Among the lines below, count those containing the word "Index". Give the number only.

(Data tied to figure images)
** START **

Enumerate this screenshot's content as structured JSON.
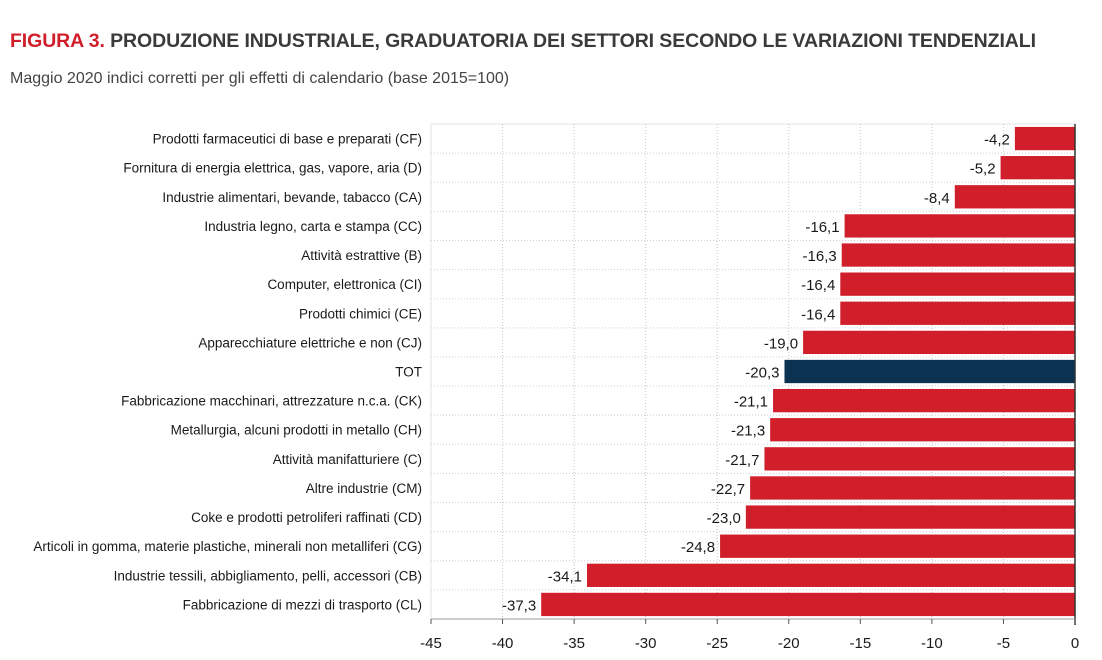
{
  "header": {
    "figure_tag": "FIGURA 3.",
    "title": "PRODUZIONE INDUSTRIALE, GRADUATORIA DEI SETTORI SECONDO LE VARIAZIONI TENDENZIALI",
    "subtitle": "Maggio 2020 indici corretti per gli effetti di calendario (base 2015=100)"
  },
  "colors": {
    "bar": "#d01e2a",
    "highlight": "#0b3251",
    "title_tag": "#d01e2a"
  },
  "chart_data": {
    "type": "bar",
    "orientation": "horizontal",
    "title": "PRODUZIONE INDUSTRIALE, GRADUATORIA DEI SETTORI SECONDO LE VARIAZIONI TENDENZIALI",
    "subtitle": "Maggio 2020 indici corretti per gli effetti di calendario (base 2015=100)",
    "xlabel": "",
    "ylabel": "",
    "xlim": [
      -45,
      0
    ],
    "ticks": [
      -45,
      -40,
      -35,
      -30,
      -25,
      -20,
      -15,
      -10,
      -5,
      0
    ],
    "tick_labels": [
      "-45",
      "-40",
      "-35",
      "-30",
      "-25",
      "-20",
      "-15",
      "-10",
      "-5",
      "0"
    ],
    "grid": "vertical dashed",
    "highlight_category": "TOT",
    "categories": [
      "Prodotti farmaceutici di base e preparati (CF)",
      "Fornitura di energia elettrica, gas, vapore, aria (D)",
      "Industrie alimentari, bevande, tabacco (CA)",
      "Industria legno, carta e stampa (CC)",
      "Attività estrattive (B)",
      "Computer, elettronica (CI)",
      "Prodotti chimici (CE)",
      "Apparecchiature elettriche e non (CJ)",
      "TOT",
      "Fabbricazione macchinari, attrezzature n.c.a. (CK)",
      "Metallurgia, alcuni prodotti in metallo (CH)",
      "Attività manifatturiere (C)",
      "Altre industrie (CM)",
      "Coke e prodotti petroliferi raffinati (CD)",
      "Articoli in gomma, materie plastiche, minerali non metalliferi (CG)",
      "Industrie tessili, abbigliamento, pelli, accessori (CB)",
      "Fabbricazione di mezzi di trasporto (CL)"
    ],
    "values": [
      -4.2,
      -5.2,
      -8.4,
      -16.1,
      -16.3,
      -16.4,
      -16.4,
      -19.0,
      -20.3,
      -21.1,
      -21.3,
      -21.7,
      -22.7,
      -23.0,
      -24.8,
      -34.1,
      -37.3
    ],
    "value_labels": [
      "-4,2",
      "-5,2",
      "-8,4",
      "-16,1",
      "-16,3",
      "-16,4",
      "-16,4",
      "-19,0",
      "-20,3",
      "-21,1",
      "-21,3",
      "-21,7",
      "-22,7",
      "-23,0",
      "-24,8",
      "-34,1",
      "-37,3"
    ]
  }
}
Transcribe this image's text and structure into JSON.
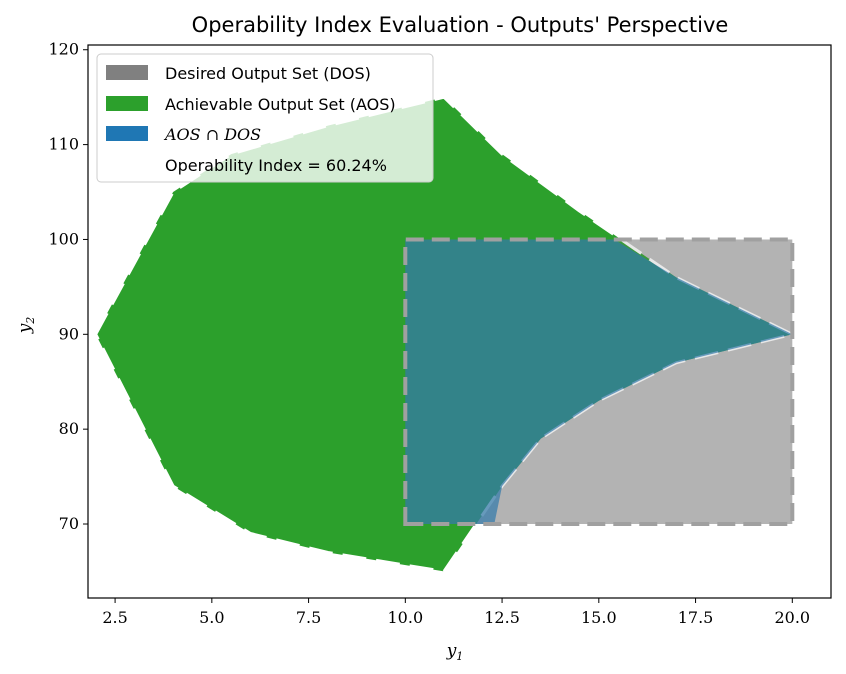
{
  "chart_data": {
    "type": "area",
    "title": "Operability Index Evaluation - Outputs' Perspective",
    "xlabel": "y",
    "xlabel_sub": "1",
    "ylabel": "y",
    "ylabel_sub": "2",
    "xlim": [
      1.8,
      21.0
    ],
    "ylim": [
      62.2,
      120.5
    ],
    "xticks": [
      2.5,
      5.0,
      7.5,
      10.0,
      12.5,
      15.0,
      17.5,
      20.0
    ],
    "xtick_labels": [
      "2.5",
      "5.0",
      "7.5",
      "10.0",
      "12.5",
      "15.0",
      "17.5",
      "20.0"
    ],
    "yticks": [
      70,
      80,
      90,
      100,
      110,
      120
    ],
    "ytick_labels": [
      "70",
      "80",
      "90",
      "100",
      "110",
      "120"
    ],
    "grid": false,
    "legend_position": "top-left",
    "series": [
      {
        "name": "Desired Output Set (DOS)",
        "legend_label": "Desired Output Set (DOS)",
        "color": "#808080",
        "fill_alpha": 0.5,
        "points": [
          [
            10,
            70
          ],
          [
            20,
            70
          ],
          [
            20,
            100
          ],
          [
            10,
            100
          ]
        ]
      },
      {
        "name": "Achievable Output Set (AOS)",
        "legend_label": "Achievable Output Set (AOS)",
        "color": "#2ca02c",
        "points": [
          [
            2,
            90
          ],
          [
            4,
            105
          ],
          [
            5.5,
            109
          ],
          [
            8,
            112
          ],
          [
            11,
            115
          ],
          [
            12.5,
            109
          ],
          [
            14.5,
            103
          ],
          [
            17,
            96
          ],
          [
            20,
            90
          ],
          [
            17,
            87
          ],
          [
            15,
            83
          ],
          [
            13.5,
            79
          ],
          [
            12.5,
            74
          ],
          [
            11,
            65
          ],
          [
            8,
            67
          ],
          [
            6,
            69
          ],
          [
            4,
            74
          ]
        ]
      },
      {
        "name": "AOS ∩ DOS",
        "legend_label": "AOS ∩ DOS",
        "color": "#1f77b4",
        "points": [
          [
            10,
            70
          ],
          [
            12.3,
            70
          ],
          [
            12.5,
            74
          ],
          [
            13.5,
            79
          ],
          [
            15,
            83
          ],
          [
            17,
            87
          ],
          [
            20,
            90
          ],
          [
            17,
            96
          ],
          [
            15.4,
            100
          ],
          [
            10,
            100
          ]
        ]
      }
    ],
    "annotation": "Operability Index = 60.24%"
  }
}
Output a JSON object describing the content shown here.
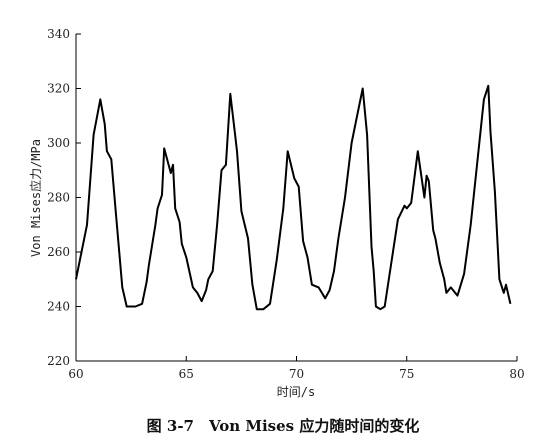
{
  "chart_data": {
    "type": "line",
    "title": "图 3-7　Von Mises 应力随时间的变化",
    "xlabel": "时间/s",
    "ylabel": "Von Mises应力/MPa",
    "xlim": [
      60,
      80
    ],
    "ylim": [
      220,
      340
    ],
    "xticks": [
      "60",
      "65",
      "70",
      "75",
      "80"
    ],
    "yticks": [
      "220",
      "240",
      "260",
      "280",
      "300",
      "320",
      "340"
    ],
    "grid": false,
    "legend": "none",
    "line_color": "#000000",
    "series": [
      {
        "x": [
          60.0,
          60.5,
          60.8,
          61.1,
          61.3,
          61.4,
          61.6,
          61.8,
          62.1,
          62.3,
          62.7,
          63.0,
          63.2,
          63.3,
          63.5,
          63.6,
          63.7,
          63.9,
          64.0,
          64.3,
          64.4,
          64.5,
          64.7,
          64.8,
          65.0,
          65.3,
          65.5,
          65.7,
          65.9,
          66.0,
          66.2,
          66.4,
          66.6,
          66.8,
          67.0,
          67.2,
          67.3,
          67.5,
          67.8,
          68.0,
          68.2,
          68.5,
          68.8,
          69.1,
          69.4,
          69.6,
          69.9,
          70.1,
          70.3,
          70.5,
          70.7,
          71.0,
          71.3,
          71.5,
          71.7,
          71.9,
          72.2,
          72.5,
          72.7,
          73.0,
          73.2,
          73.4,
          73.5,
          73.6,
          73.8,
          74.0,
          74.3,
          74.6,
          74.9,
          75.0,
          75.2,
          75.5,
          75.8,
          75.9,
          76.0,
          76.2,
          76.3,
          76.5,
          76.7,
          76.8,
          77.0,
          77.3,
          77.6,
          77.9,
          78.2,
          78.5,
          78.7,
          78.8,
          79.0,
          79.2,
          79.4,
          79.5,
          79.7
        ],
        "y": [
          250,
          270,
          303,
          316,
          307,
          297,
          294,
          275,
          247,
          240,
          240,
          241,
          249,
          255,
          265,
          270,
          276,
          281,
          298,
          289,
          292,
          276,
          271,
          263,
          258,
          247,
          245,
          242,
          246,
          250,
          253,
          270,
          290,
          292,
          318,
          304,
          297,
          275,
          265,
          248,
          239,
          239,
          241,
          257,
          276,
          297,
          287,
          284,
          264,
          258,
          248,
          247,
          243,
          246,
          253,
          265,
          280,
          300,
          308,
          320,
          303,
          262,
          253,
          240,
          239,
          240,
          256,
          272,
          277,
          276,
          278,
          297,
          280,
          288,
          286,
          268,
          265,
          256,
          250,
          245,
          247,
          244,
          252,
          270,
          293,
          316,
          321,
          304,
          282,
          250,
          245,
          248,
          241
        ]
      }
    ]
  }
}
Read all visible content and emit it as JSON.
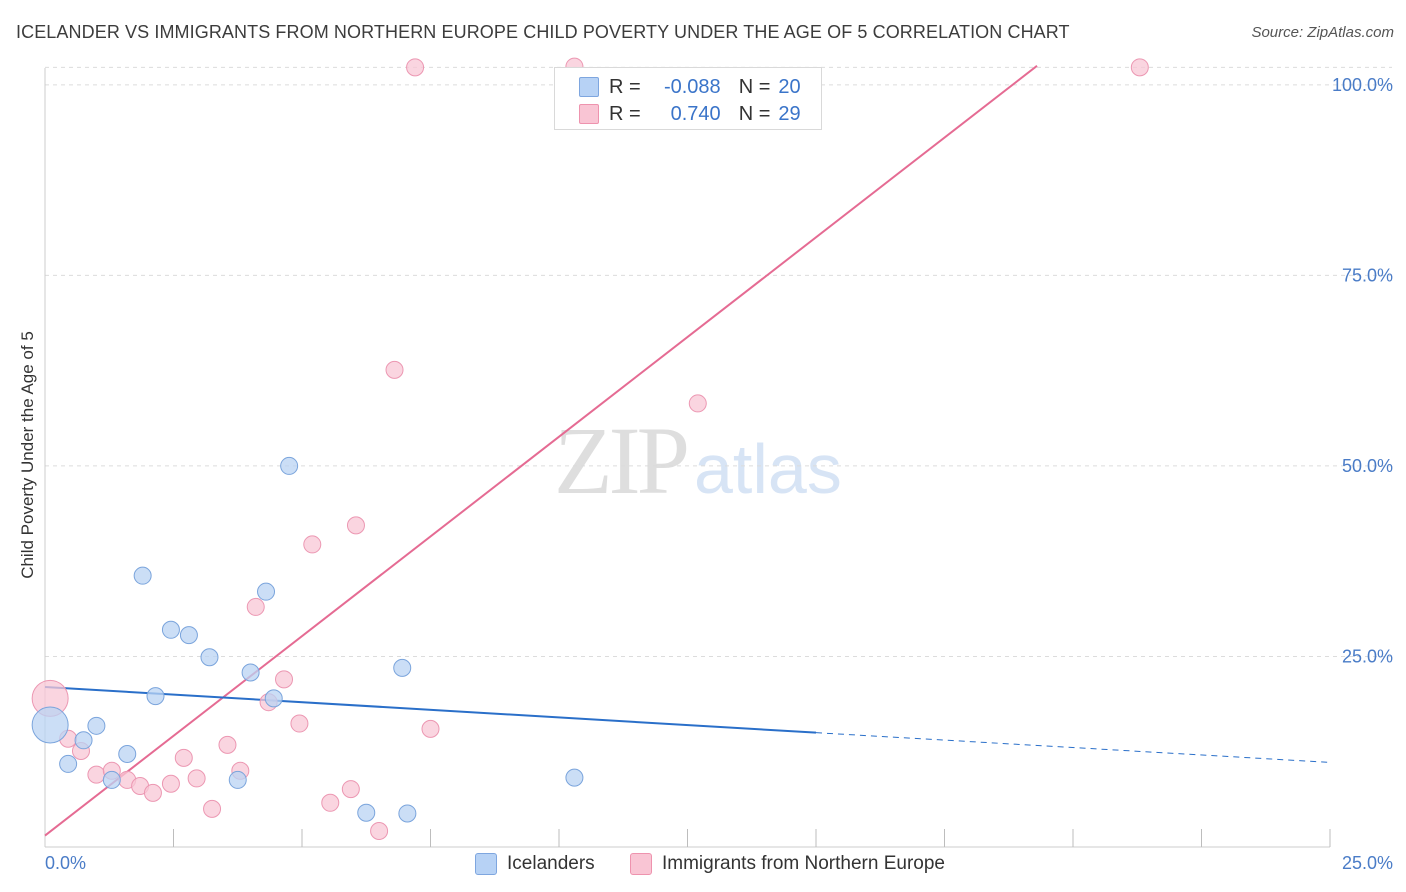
{
  "header": {
    "title": "ICELANDER VS IMMIGRANTS FROM NORTHERN EUROPE CHILD POVERTY UNDER THE AGE OF 5 CORRELATION CHART",
    "source": "Source: ZipAtlas.com"
  },
  "watermark": {
    "zip": "ZIP",
    "atlas": "atlas"
  },
  "legend_stats": {
    "r_label": "R =",
    "n_label": "N =",
    "series1": {
      "r": "-0.088",
      "n": "20",
      "color": "#b7d2f5",
      "border": "#7ea6df"
    },
    "series2": {
      "r": "0.740",
      "n": "29",
      "color": "#f9c5d4",
      "border": "#ee93ae"
    }
  },
  "bottom_legend": {
    "series1": "Icelanders",
    "series2": "Immigrants from Northern Europe"
  },
  "colors": {
    "blue_fill": "#b9d3f3",
    "blue_stroke": "#7aa4dc",
    "blue_line": "#2a6fc9",
    "pink_fill": "#f8c7d6",
    "pink_stroke": "#ec97b2",
    "pink_line": "#e56b93",
    "grid": "#dcdcdc",
    "tick_label": "#4a7cc7"
  },
  "chart_data": {
    "type": "scatter",
    "title": "ICELANDER VS IMMIGRANTS FROM NORTHERN EUROPE CHILD POVERTY UNDER THE AGE OF 5 CORRELATION CHART",
    "xlabel": "",
    "ylabel": "Child Poverty Under the Age of 5",
    "xlim": [
      0,
      25
    ],
    "ylim": [
      0,
      103
    ],
    "x_tick_labels": [
      "0.0%",
      "25.0%"
    ],
    "y_ticks": [
      25,
      50,
      75,
      100
    ],
    "y_tick_labels": [
      "25.0%",
      "50.0%",
      "75.0%",
      "100.0%"
    ],
    "series": [
      {
        "name": "Icelanders",
        "points": [
          {
            "x": 0.1,
            "y": 16.0,
            "size": "large"
          },
          {
            "x": 0.45,
            "y": 10.9
          },
          {
            "x": 0.75,
            "y": 14.0
          },
          {
            "x": 1.0,
            "y": 15.9
          },
          {
            "x": 1.3,
            "y": 8.8
          },
          {
            "x": 1.6,
            "y": 12.2
          },
          {
            "x": 1.9,
            "y": 35.6
          },
          {
            "x": 2.15,
            "y": 19.8
          },
          {
            "x": 2.45,
            "y": 28.5
          },
          {
            "x": 2.8,
            "y": 27.8
          },
          {
            "x": 3.2,
            "y": 24.9
          },
          {
            "x": 3.75,
            "y": 8.8
          },
          {
            "x": 4.0,
            "y": 22.9
          },
          {
            "x": 4.3,
            "y": 33.5
          },
          {
            "x": 4.45,
            "y": 19.5
          },
          {
            "x": 4.75,
            "y": 50.0
          },
          {
            "x": 6.25,
            "y": 4.5
          },
          {
            "x": 6.95,
            "y": 23.5
          },
          {
            "x": 7.05,
            "y": 4.4
          },
          {
            "x": 10.3,
            "y": 9.1
          }
        ],
        "trend": {
          "x": [
            0,
            15
          ],
          "y": [
            21.0,
            15.0
          ],
          "dashed_extension": {
            "x": [
              15,
              25
            ],
            "y": [
              15.0,
              11.1
            ]
          }
        }
      },
      {
        "name": "Immigrants from Northern Europe",
        "points": [
          {
            "x": 0.1,
            "y": 19.5,
            "size": "large"
          },
          {
            "x": 0.45,
            "y": 14.2
          },
          {
            "x": 0.7,
            "y": 12.6
          },
          {
            "x": 1.0,
            "y": 9.5
          },
          {
            "x": 1.3,
            "y": 10.0
          },
          {
            "x": 1.6,
            "y": 8.8
          },
          {
            "x": 1.85,
            "y": 8.0
          },
          {
            "x": 2.1,
            "y": 7.1
          },
          {
            "x": 2.45,
            "y": 8.3
          },
          {
            "x": 2.7,
            "y": 11.7
          },
          {
            "x": 2.95,
            "y": 9.0
          },
          {
            "x": 3.25,
            "y": 5.0
          },
          {
            "x": 3.55,
            "y": 13.4
          },
          {
            "x": 3.8,
            "y": 10.0
          },
          {
            "x": 4.1,
            "y": 31.5
          },
          {
            "x": 4.35,
            "y": 19.0
          },
          {
            "x": 4.65,
            "y": 22.0
          },
          {
            "x": 4.95,
            "y": 16.2
          },
          {
            "x": 5.2,
            "y": 39.7
          },
          {
            "x": 5.55,
            "y": 5.8
          },
          {
            "x": 5.95,
            "y": 7.6
          },
          {
            "x": 6.05,
            "y": 42.2
          },
          {
            "x": 6.5,
            "y": 2.1
          },
          {
            "x": 6.8,
            "y": 62.6
          },
          {
            "x": 7.2,
            "y": 102.3
          },
          {
            "x": 7.5,
            "y": 15.5
          },
          {
            "x": 10.3,
            "y": 102.4
          },
          {
            "x": 12.7,
            "y": 58.2
          },
          {
            "x": 21.3,
            "y": 102.3
          }
        ],
        "trend": {
          "x": [
            0,
            19.3
          ],
          "y": [
            1.5,
            102.5
          ]
        }
      }
    ]
  }
}
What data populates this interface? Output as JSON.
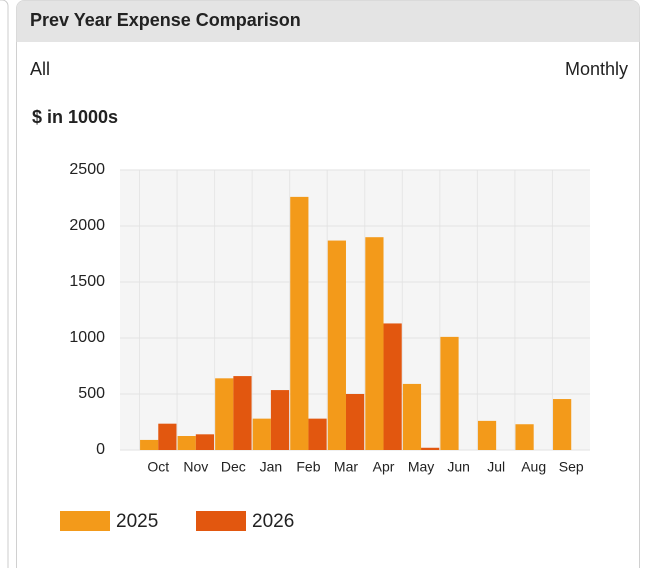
{
  "header": {
    "title": "Prev Year Expense Comparison"
  },
  "filters": {
    "left": "All",
    "right": "Monthly"
  },
  "chart_data": {
    "type": "bar",
    "subtitle": "$ in 1000s",
    "categories": [
      "Oct",
      "Nov",
      "Dec",
      "Jan",
      "Feb",
      "Mar",
      "Apr",
      "May",
      "Jun",
      "Jul",
      "Aug",
      "Sep"
    ],
    "series": [
      {
        "name": "2025",
        "color": "#f39a1a",
        "values": [
          90,
          125,
          640,
          280,
          2260,
          1870,
          1900,
          590,
          1010,
          260,
          230,
          455
        ]
      },
      {
        "name": "2026",
        "color": "#e2570f",
        "values": [
          235,
          140,
          660,
          535,
          280,
          500,
          1130,
          20,
          null,
          null,
          null,
          null
        ]
      }
    ],
    "ylim": [
      0,
      2500
    ],
    "yticks": [
      0,
      500,
      1000,
      1500,
      2000,
      2500
    ],
    "grid": true,
    "legend": "bottom"
  }
}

** END **

== Output below ==
2